> [AIM]:
Answer these from the passage on Flink and Airflow below.
(a) What does the exactly-once guarantee ensure in the Flink use case?
(b) What does the passage say Airflow orchestrates, if it is not itself a data processing engine?
(c) In the DAG's default arguments, how many retries are set, and what is the delay between them?

[begin PASSAGE SHOWN]

Why Flink for this use case?

True real-time processing: Detects fraud within milliseconds
Stateful computations: Maintains user transaction history in memory
Event time processing: Handles late-arriving transactions correctly
Exactly-once guarantees: Ensures no alert is missed or duplicated
Complex event processing: Detects sophisticated fraud patterns across multiple transactions

Apache Airflow: The Workflow Orchestrator

What is Apache Airflow?

Apache Airflow is a platform to programmatically author, schedule, and monitor workflows. It's not a data processing engine itself but rather orchestrates data pipelines that may use Spark, Flink, or other tools.

Key Features

DAG-based workflows: Define workflows as Directed Acyclic Graphs
Extensible: Rich library of operators for various systems
Dynamic pipelines: Generate pipelines dynamically using Python
Rich UI: Web interface to monitor and manage workflows
Scheduling: Cron-based scheduling with dependency management
Task retries and alerts: Automatic retry and notification on failures

Real-World Example: End-to-End ML Pipeline Orchestration

Let's build a complete ML pipeline that orchestrates data extraction, transformation, model training, and deployment.

Scenario: Build a daily ML pipeline that:

Extracts data from multiple sources
Runs data quality checks
Processes data with Spark
Trains a machine learning model
Validates model performance
Deploys model if metrics are acceptable
Sends notifications on success/failure

from datetime import datetime, timedelta
from airflow import DAG
from airflow.operators.python import PythonOperator, BranchPythonOperator
from airflow.operators.bash import BashOperator
from airflow.operators.dummy import DummyOperator
from airflow.providers.amazon.aws.operators.s3 import S3CreateBucketOperator
from airflow.providers.amazon.aws.operators.emr import EmrCreateJobFlowOperator, EmrTerminateJobFlowOperator
from airflow.providers.amazon.aws.sensors.emr import EmrJobFlowSensor
from airflow.providers.postgres.operators.postgres import PostgresOperator
from airflow.providers.http.operators.http import SimpleHttpOperator
from airflow.providers.slack.operators.slack_webhook import SlackWebhookOperator
from airflow.models import Variable
from airflow.utils.trigger_rule import TriggerRule
import json
import boto3
import pandas as pd
import numpy as np
from sklearn.ensemble import RandomForestClassifier
from sklearn.metrics import accuracy_score, precision_score, recall_score, f1_score
import joblib

# Default arguments for the DAG
default_args = {
    'owner': 'data-science-team',
    'depends_on_past': False,
    'start_date': datetime(2026, 1, 1),
    'email': ['datascience@company.com'],
    'email_on_failure': True,
    'email_on_retry': False,
    'retries': 2,
    'retry_delay': timedelta(minutes=5),
    'execution_timeout': timedelta(hours=4),
}

# Create the DAG
dag = DAG(
    'ml_pipeline_customer_churn',
    default_args=default_args,
    description='End-to-end ML pipeline for customer churn prediction',
    schedule_interval='0 2 * * *',  # Run daily at 2 AM
    catchup=False,
    max_active_runs=1,
    tags=['ml', 'production', 'churn'],
)

# Task 1: Check data availability in source systems
def check_data_availability(**context):
    """Check if all required data sources have data for execution date"""

[end PASSAGE SHOWN]
[begin ITEMS]

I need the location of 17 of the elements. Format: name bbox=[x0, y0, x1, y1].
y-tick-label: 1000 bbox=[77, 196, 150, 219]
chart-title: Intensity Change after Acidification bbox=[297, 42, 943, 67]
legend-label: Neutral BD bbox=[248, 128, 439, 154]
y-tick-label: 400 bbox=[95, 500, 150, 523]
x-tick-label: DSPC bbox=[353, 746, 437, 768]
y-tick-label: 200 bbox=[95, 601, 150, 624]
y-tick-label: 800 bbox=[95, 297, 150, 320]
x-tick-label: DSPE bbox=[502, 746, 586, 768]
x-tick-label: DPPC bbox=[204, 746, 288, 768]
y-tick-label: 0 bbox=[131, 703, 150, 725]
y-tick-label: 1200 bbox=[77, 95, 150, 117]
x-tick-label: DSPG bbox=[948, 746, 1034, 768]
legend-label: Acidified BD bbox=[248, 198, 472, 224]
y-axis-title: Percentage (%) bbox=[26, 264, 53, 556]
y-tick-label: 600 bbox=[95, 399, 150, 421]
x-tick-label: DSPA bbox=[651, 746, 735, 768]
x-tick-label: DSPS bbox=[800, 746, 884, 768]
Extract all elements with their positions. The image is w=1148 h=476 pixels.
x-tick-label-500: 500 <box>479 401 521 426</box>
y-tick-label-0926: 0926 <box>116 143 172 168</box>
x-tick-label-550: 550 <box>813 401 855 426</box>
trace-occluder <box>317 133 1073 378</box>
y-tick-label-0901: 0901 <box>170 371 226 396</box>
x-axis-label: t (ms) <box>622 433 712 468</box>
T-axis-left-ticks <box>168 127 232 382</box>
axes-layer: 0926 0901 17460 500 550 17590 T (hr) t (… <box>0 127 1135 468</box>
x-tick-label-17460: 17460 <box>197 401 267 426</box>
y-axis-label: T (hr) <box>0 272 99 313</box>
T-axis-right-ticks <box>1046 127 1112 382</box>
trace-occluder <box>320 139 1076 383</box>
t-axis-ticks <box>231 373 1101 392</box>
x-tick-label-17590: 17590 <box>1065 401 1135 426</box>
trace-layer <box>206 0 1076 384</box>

[end ITEMS]

> [ANSWER IN FULL]:
(a) It ensures no alert is missed or duplicated.
(b) It orchestrates data pipelines that may use Spark, Flink, or other tools.
(c) Two retries, with a 5-minute delay between them.